**What you are asked to do:** Please output the records below in full, exactly as given, but without the images.

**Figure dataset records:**
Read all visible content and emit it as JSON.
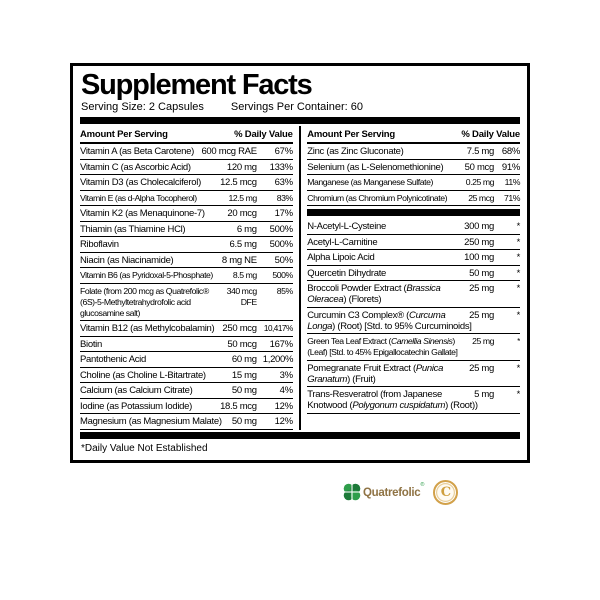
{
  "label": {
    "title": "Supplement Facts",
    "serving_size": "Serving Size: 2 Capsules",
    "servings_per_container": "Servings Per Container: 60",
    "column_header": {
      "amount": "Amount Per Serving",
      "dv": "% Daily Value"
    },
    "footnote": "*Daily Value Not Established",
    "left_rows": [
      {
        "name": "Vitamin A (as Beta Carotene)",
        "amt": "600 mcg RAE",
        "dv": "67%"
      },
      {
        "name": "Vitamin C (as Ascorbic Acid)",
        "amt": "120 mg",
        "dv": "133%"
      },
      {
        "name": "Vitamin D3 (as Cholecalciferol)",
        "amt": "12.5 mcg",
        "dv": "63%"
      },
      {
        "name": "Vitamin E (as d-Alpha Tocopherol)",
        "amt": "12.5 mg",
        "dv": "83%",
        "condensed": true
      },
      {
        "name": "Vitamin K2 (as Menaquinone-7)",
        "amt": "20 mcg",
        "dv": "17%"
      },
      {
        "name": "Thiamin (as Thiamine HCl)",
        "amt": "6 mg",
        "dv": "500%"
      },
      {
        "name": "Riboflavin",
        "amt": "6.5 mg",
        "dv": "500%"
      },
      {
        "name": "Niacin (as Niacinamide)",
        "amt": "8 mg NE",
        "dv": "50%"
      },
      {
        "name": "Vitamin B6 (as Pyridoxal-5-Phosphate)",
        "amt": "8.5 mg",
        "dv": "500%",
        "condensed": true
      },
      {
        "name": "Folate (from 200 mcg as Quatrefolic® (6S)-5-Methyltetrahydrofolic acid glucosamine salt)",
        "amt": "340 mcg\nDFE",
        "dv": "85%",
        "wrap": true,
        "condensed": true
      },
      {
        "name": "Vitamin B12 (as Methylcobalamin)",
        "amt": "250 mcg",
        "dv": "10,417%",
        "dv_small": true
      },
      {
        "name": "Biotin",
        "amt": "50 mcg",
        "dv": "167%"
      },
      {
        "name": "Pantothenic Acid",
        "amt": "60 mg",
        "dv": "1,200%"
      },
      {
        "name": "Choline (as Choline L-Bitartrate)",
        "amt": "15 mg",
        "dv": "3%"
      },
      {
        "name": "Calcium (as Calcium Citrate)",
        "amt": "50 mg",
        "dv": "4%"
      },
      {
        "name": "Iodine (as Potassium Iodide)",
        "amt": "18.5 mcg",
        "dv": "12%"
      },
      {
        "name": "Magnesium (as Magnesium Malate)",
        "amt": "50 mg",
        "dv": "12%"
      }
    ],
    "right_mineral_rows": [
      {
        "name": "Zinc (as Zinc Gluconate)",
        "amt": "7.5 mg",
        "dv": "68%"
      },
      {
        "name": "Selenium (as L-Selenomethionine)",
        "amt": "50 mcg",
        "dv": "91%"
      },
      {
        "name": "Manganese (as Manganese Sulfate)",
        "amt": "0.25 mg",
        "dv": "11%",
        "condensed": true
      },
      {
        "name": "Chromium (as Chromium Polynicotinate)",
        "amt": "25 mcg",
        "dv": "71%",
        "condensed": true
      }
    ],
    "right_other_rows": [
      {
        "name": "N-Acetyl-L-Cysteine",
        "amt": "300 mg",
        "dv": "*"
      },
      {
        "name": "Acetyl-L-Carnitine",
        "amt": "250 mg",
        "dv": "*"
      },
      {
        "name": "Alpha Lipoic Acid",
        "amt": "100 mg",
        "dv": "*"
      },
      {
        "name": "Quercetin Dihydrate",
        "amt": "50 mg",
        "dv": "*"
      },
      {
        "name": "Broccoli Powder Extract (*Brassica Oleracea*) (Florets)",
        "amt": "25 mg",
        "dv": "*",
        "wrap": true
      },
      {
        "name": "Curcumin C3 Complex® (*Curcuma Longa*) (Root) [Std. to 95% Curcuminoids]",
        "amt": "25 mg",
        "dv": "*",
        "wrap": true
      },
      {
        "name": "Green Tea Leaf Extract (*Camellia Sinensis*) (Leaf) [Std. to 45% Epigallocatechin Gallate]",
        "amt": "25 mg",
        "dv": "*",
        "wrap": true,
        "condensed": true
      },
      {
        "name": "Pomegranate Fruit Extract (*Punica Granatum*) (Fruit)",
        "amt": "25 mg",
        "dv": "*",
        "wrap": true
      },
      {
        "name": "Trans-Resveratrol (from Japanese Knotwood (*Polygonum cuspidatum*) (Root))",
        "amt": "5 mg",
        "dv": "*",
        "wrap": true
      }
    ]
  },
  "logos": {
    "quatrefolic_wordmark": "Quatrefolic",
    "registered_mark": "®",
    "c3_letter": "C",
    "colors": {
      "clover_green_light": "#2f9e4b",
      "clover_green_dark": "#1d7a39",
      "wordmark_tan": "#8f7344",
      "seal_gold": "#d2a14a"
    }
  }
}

**Exercise result:**
Read all visible content and emit it as JSON.
{
  "label": {
    "title": "Supplement Facts",
    "serving_size": "Serving Size: 2 Capsules",
    "servings_per_container": "Servings Per Container: 60",
    "column_header": {
      "amount": "Amount Per Serving",
      "dv": "% Daily Value"
    },
    "footnote": "*Daily Value Not Established",
    "left_rows": [
      {
        "name": "Vitamin A (as Beta Carotene)",
        "amt": "600 mcg RAE",
        "dv": "67%"
      },
      {
        "name": "Vitamin C (as Ascorbic Acid)",
        "amt": "120 mg",
        "dv": "133%"
      },
      {
        "name": "Vitamin D3 (as Cholecalciferol)",
        "amt": "12.5 mcg",
        "dv": "63%"
      },
      {
        "name": "Vitamin E (as d-Alpha Tocopherol)",
        "amt": "12.5 mg",
        "dv": "83%",
        "condensed": true
      },
      {
        "name": "Vitamin K2 (as Menaquinone-7)",
        "amt": "20 mcg",
        "dv": "17%"
      },
      {
        "name": "Thiamin (as Thiamine HCl)",
        "amt": "6 mg",
        "dv": "500%"
      },
      {
        "name": "Riboflavin",
        "amt": "6.5 mg",
        "dv": "500%"
      },
      {
        "name": "Niacin (as Niacinamide)",
        "amt": "8 mg NE",
        "dv": "50%"
      },
      {
        "name": "Vitamin B6 (as Pyridoxal-5-Phosphate)",
        "amt": "8.5 mg",
        "dv": "500%",
        "condensed": true
      },
      {
        "name": "Folate (from 200 mcg as Quatrefolic® (6S)-5-Methyltetrahydrofolic acid glucosamine salt)",
        "amt": "340 mcg\nDFE",
        "dv": "85%",
        "wrap": true,
        "condensed": true
      },
      {
        "name": "Vitamin B12 (as Methylcobalamin)",
        "amt": "250 mcg",
        "dv": "10,417%",
        "dv_small": true
      },
      {
        "name": "Biotin",
        "amt": "50 mcg",
        "dv": "167%"
      },
      {
        "name": "Pantothenic Acid",
        "amt": "60 mg",
        "dv": "1,200%"
      },
      {
        "name": "Choline (as Choline L-Bitartrate)",
        "amt": "15 mg",
        "dv": "3%"
      },
      {
        "name": "Calcium (as Calcium Citrate)",
        "amt": "50 mg",
        "dv": "4%"
      },
      {
        "name": "Iodine (as Potassium Iodide)",
        "amt": "18.5 mcg",
        "dv": "12%"
      },
      {
        "name": "Magnesium (as Magnesium Malate)",
        "amt": "50 mg",
        "dv": "12%"
      }
    ],
    "right_mineral_rows": [
      {
        "name": "Zinc (as Zinc Gluconate)",
        "amt": "7.5 mg",
        "dv": "68%"
      },
      {
        "name": "Selenium (as L-Selenomethionine)",
        "amt": "50 mcg",
        "dv": "91%"
      },
      {
        "name": "Manganese (as Manganese Sulfate)",
        "amt": "0.25 mg",
        "dv": "11%",
        "condensed": true
      },
      {
        "name": "Chromium (as Chromium Polynicotinate)",
        "amt": "25 mcg",
        "dv": "71%",
        "condensed": true
      }
    ],
    "right_other_rows": [
      {
        "name": "N-Acetyl-L-Cysteine",
        "amt": "300 mg",
        "dv": "*"
      },
      {
        "name": "Acetyl-L-Carnitine",
        "amt": "250 mg",
        "dv": "*"
      },
      {
        "name": "Alpha Lipoic Acid",
        "amt": "100 mg",
        "dv": "*"
      },
      {
        "name": "Quercetin Dihydrate",
        "amt": "50 mg",
        "dv": "*"
      },
      {
        "name": "Broccoli Powder Extract (*Brassica Oleracea*) (Florets)",
        "amt": "25 mg",
        "dv": "*",
        "wrap": true
      },
      {
        "name": "Curcumin C3 Complex® (*Curcuma Longa*) (Root) [Std. to 95% Curcuminoids]",
        "amt": "25 mg",
        "dv": "*",
        "wrap": true
      },
      {
        "name": "Green Tea Leaf Extract (*Camellia Sinensis*) (Leaf) [Std. to 45% Epigallocatechin Gallate]",
        "amt": "25 mg",
        "dv": "*",
        "wrap": true,
        "condensed": true
      },
      {
        "name": "Pomegranate Fruit Extract (*Punica Granatum*) (Fruit)",
        "amt": "25 mg",
        "dv": "*",
        "wrap": true
      },
      {
        "name": "Trans-Resveratrol (from Japanese Knotwood (*Polygonum cuspidatum*) (Root))",
        "amt": "5 mg",
        "dv": "*",
        "wrap": true
      }
    ]
  },
  "logos": {
    "quatrefolic_wordmark": "Quatrefolic",
    "registered_mark": "®",
    "c3_letter": "C",
    "colors": {
      "clover_green_light": "#2f9e4b",
      "clover_green_dark": "#1d7a39",
      "wordmark_tan": "#8f7344",
      "seal_gold": "#d2a14a"
    }
  }
}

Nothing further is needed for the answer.